- [YOUR OBJECTIVE]: Identify all lines in the listing that include the word "screenshot", and copy them out.

- [PROVIDED MATERIAL]:
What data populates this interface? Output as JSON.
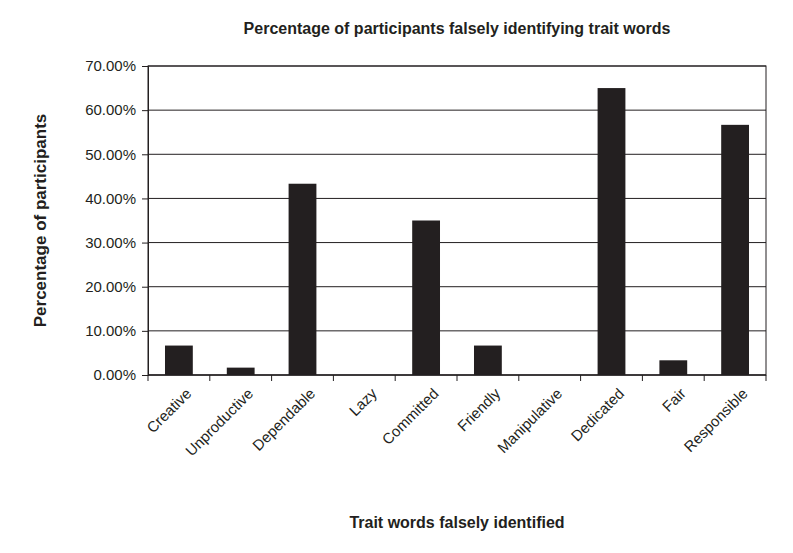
{
  "chart_data": {
    "type": "bar",
    "title": "Percentage of participants falsely identifying trait words",
    "x_label": "Trait words falsely identified",
    "y_label": "Percentage of participants",
    "categories": [
      "Creative",
      "Unproductive",
      "Dependable",
      "Lazy",
      "Committed",
      "Friendly",
      "Manipulative",
      "Dedicated",
      "Fair",
      "Responsible"
    ],
    "values": [
      6.67,
      1.67,
      43.33,
      0,
      35,
      6.67,
      0,
      65,
      3.33,
      56.67
    ],
    "color": "#231f20",
    "ylim": [
      0,
      70
    ],
    "yticks": [
      {
        "value": 0,
        "label": "0.00%"
      },
      {
        "value": 10,
        "label": "10.00%"
      },
      {
        "value": 20,
        "label": "20.00%"
      },
      {
        "value": 30,
        "label": "30.00%"
      },
      {
        "value": 40,
        "label": "40.00%"
      },
      {
        "value": 50,
        "label": "50.00%"
      },
      {
        "value": 60,
        "label": "60.00%"
      },
      {
        "value": 70,
        "label": "70.00%"
      }
    ],
    "grid": true
  }
}
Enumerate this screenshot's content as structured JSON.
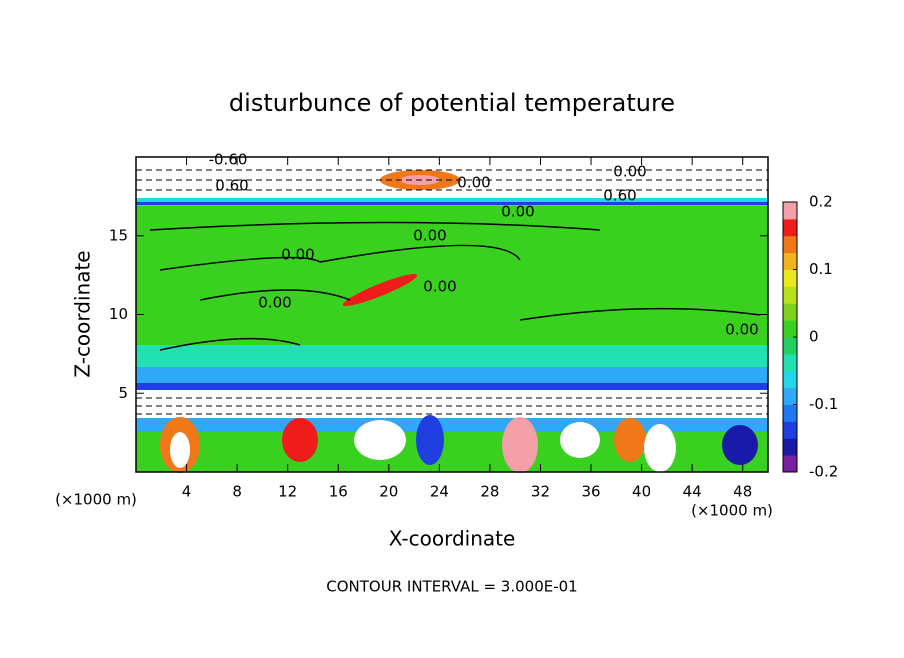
{
  "chart_data": {
    "type": "contour",
    "title": "disturbunce of potential temperature",
    "x_label": "X-coordinate",
    "y_label": "Z-coordinate",
    "x_unit": "(×1000 m)",
    "y_unit": "(×1000 m)",
    "footer": "CONTOUR INTERVAL = 3.000E-01",
    "xlim": [
      0,
      50
    ],
    "xticks": [
      4,
      8,
      12,
      16,
      20,
      24,
      28,
      32,
      36,
      40,
      44,
      48
    ],
    "ylim": [
      0,
      20
    ],
    "yticks": [
      5,
      10,
      15
    ],
    "annotations": [
      "-0.60",
      "0.60",
      "0.00",
      "0.00",
      "0.00",
      "0.00",
      "0.00",
      "0.00",
      "0.00",
      "0.60",
      "0.00"
    ],
    "colorbar": {
      "lim": [
        -0.2,
        0.2
      ],
      "ticks": [
        -0.2,
        -0.1,
        0,
        0.1,
        0.2
      ],
      "colors": [
        "#7a1fa0",
        "#1a1aa8",
        "#1f3fe0",
        "#1e78f0",
        "#2fa8f5",
        "#22d8e8",
        "#22e0b0",
        "#20d060",
        "#3ad020",
        "#7ed21c",
        "#b8e01c",
        "#e8e81c",
        "#f0b41c",
        "#f07818",
        "#f01c1c",
        "#f4a0a8"
      ]
    }
  }
}
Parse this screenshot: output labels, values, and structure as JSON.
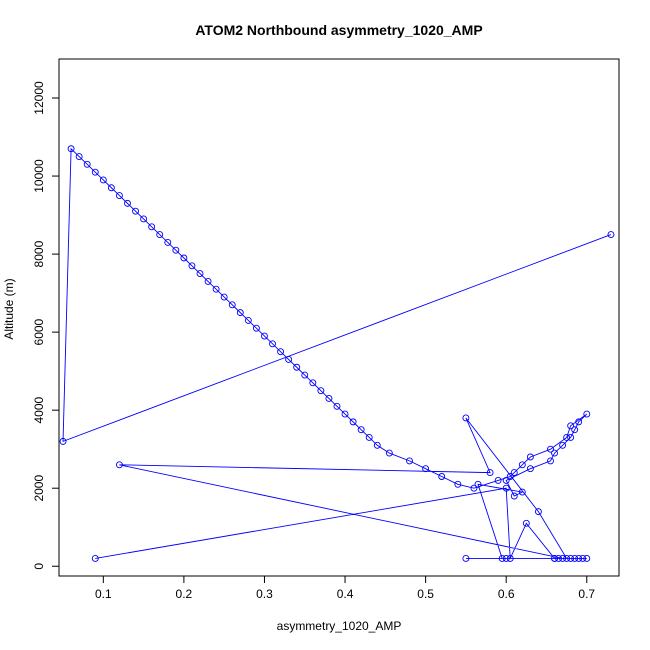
{
  "chart_data": {
    "type": "line",
    "title": "ATOM2 Northbound asymmetry_1020_AMP",
    "xlabel": "asymmetry_1020_AMP",
    "ylabel": "Altitude (m)",
    "xlim": [
      0.045,
      0.74
    ],
    "ylim": [
      -250,
      13000
    ],
    "x_ticks": [
      0.1,
      0.2,
      0.3,
      0.4,
      0.5,
      0.6,
      0.7
    ],
    "x_tick_labels": [
      "0.1",
      "0.2",
      "0.3",
      "0.4",
      "0.5",
      "0.6",
      "0.7"
    ],
    "y_ticks": [
      0,
      2000,
      4000,
      6000,
      8000,
      10000,
      12000
    ],
    "y_tick_labels": [
      "0",
      "2000",
      "4000",
      "6000",
      "8000",
      "10000",
      "12000"
    ],
    "grid": false,
    "legend": "none",
    "line_color": "#0000ff",
    "marker": "open-circle",
    "series": [
      {
        "x": [
          0.09,
          0.6,
          0.605,
          0.625,
          0.66,
          0.67,
          0.12,
          0.58,
          0.55,
          0.64,
          0.675,
          0.665,
          0.68,
          0.69,
          0.695,
          0.685,
          0.7,
          0.66,
          0.55,
          0.6,
          0.595,
          0.565,
          0.62,
          0.61,
          0.6,
          0.63,
          0.655,
          0.66,
          0.67,
          0.68,
          0.685,
          0.69,
          0.7,
          0.68,
          0.675,
          0.655,
          0.63,
          0.62,
          0.61,
          0.605,
          0.59,
          0.56,
          0.54,
          0.52,
          0.5,
          0.48,
          0.455,
          0.44,
          0.43,
          0.42,
          0.41,
          0.4,
          0.39,
          0.38,
          0.37,
          0.36,
          0.35,
          0.34,
          0.33,
          0.32,
          0.31,
          0.3,
          0.29,
          0.28,
          0.27,
          0.26,
          0.25,
          0.24,
          0.23,
          0.22,
          0.21,
          0.2,
          0.19,
          0.18,
          0.17,
          0.16,
          0.15,
          0.14,
          0.13,
          0.12,
          0.11,
          0.1,
          0.09,
          0.08,
          0.07,
          0.06,
          0.05,
          0.73
        ],
        "y": [
          200,
          2000,
          200,
          1100,
          200,
          200,
          2600,
          2400,
          3800,
          1400,
          200,
          200,
          200,
          200,
          200,
          200,
          200,
          200,
          200,
          200,
          200,
          2100,
          1900,
          1800,
          2200,
          2500,
          2700,
          2900,
          3100,
          3300,
          3500,
          3700,
          3900,
          3600,
          3300,
          3000,
          2800,
          2600,
          2400,
          2300,
          2200,
          2000,
          2100,
          2300,
          2500,
          2700,
          2900,
          3100,
          3300,
          3500,
          3700,
          3900,
          4100,
          4300,
          4500,
          4700,
          4900,
          5100,
          5300,
          5500,
          5700,
          5900,
          6100,
          6300,
          6500,
          6700,
          6900,
          7100,
          7300,
          7500,
          7700,
          7900,
          8100,
          8300,
          8500,
          8700,
          8900,
          9100,
          9300,
          9500,
          9700,
          9900,
          10100,
          10300,
          10500,
          10700,
          3200,
          8500
        ]
      }
    ]
  }
}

- [EXERCISE SOLUTION]:
Enumerate this screenshot's content as structured JSON.
Parse this screenshot: output labels, values, and structure as JSON.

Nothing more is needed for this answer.